- [Your task]:
Find each line in the records below that contains the word "height", and copy those lines in full.
----------
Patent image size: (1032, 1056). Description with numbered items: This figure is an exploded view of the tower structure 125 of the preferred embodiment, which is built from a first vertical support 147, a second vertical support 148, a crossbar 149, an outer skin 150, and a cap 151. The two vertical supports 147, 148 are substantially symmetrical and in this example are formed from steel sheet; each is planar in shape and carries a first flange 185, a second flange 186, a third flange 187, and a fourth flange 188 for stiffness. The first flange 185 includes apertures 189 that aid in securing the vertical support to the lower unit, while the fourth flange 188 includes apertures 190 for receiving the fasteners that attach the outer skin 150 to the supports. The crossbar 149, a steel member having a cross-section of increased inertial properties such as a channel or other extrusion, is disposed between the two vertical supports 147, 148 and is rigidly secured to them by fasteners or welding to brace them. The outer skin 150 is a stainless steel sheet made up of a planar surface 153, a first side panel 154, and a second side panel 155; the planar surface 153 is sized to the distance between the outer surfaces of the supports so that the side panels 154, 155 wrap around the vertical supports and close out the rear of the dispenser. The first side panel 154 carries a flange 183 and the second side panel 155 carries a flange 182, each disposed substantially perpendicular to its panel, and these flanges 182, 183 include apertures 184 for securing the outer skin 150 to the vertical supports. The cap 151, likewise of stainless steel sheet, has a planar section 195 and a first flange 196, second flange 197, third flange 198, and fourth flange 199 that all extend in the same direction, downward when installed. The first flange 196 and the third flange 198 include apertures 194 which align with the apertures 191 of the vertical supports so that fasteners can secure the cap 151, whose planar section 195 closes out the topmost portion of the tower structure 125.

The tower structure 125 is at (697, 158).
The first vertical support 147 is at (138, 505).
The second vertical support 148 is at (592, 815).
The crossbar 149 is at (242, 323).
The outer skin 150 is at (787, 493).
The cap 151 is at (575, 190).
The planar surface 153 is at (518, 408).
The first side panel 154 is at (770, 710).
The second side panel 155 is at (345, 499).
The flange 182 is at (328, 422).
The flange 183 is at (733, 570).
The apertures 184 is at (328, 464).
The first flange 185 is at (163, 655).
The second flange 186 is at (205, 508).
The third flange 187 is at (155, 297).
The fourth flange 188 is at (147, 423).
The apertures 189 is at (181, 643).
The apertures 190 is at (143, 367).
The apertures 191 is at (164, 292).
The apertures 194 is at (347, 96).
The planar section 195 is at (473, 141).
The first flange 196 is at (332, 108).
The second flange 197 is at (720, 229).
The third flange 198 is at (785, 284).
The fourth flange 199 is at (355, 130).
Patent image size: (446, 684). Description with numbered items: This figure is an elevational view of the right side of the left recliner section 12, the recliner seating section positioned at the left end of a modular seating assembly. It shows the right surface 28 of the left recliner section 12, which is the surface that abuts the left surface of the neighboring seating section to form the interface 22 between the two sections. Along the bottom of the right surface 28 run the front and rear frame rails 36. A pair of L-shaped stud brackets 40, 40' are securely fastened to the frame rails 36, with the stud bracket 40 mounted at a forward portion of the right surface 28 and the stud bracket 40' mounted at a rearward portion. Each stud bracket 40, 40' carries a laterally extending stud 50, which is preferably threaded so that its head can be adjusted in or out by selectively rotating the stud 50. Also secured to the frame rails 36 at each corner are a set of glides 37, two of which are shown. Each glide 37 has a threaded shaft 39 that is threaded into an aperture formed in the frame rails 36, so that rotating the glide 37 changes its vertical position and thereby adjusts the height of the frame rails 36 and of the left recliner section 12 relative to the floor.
----------
- [Result of the exercise]:
Patent image size: (446, 684). Description with numbered items: This figure is an elevational view of the right side of the left recliner section 12, the recliner seating section positioned at the left end of a modular seating assembly. It shows the right surface 28 of the left recliner section 12, which is the surface that abuts the left surface of the neighboring seating section to form the interface 22 between the two sections. Along the bottom of the right surface 28 run the front and rear frame rails 36. A pair of L-shaped stud brackets 40, 40' are securely fastened to the frame rails 36, with the stud bracket 40 mounted at a forward portion of the right surface 28 and the stud bracket 40' mounted at a rearward portion. Each stud bracket 40, 40' carries a laterally extending stud 50, which is preferably threaded so that its head can be adjusted in or out by selectively rotating the stud 50. Also secured to the frame rails 36 at each corner are a set of glides 37, two of which are shown. Each glide 37 has a threaded shaft 39 that is threaded into an aperture formed in the frame rails 36, so that rotating the glide 37 changes its vertical position and thereby adjusts the height of the frame rails 36 and of the left recliner section 12 relative to the floor.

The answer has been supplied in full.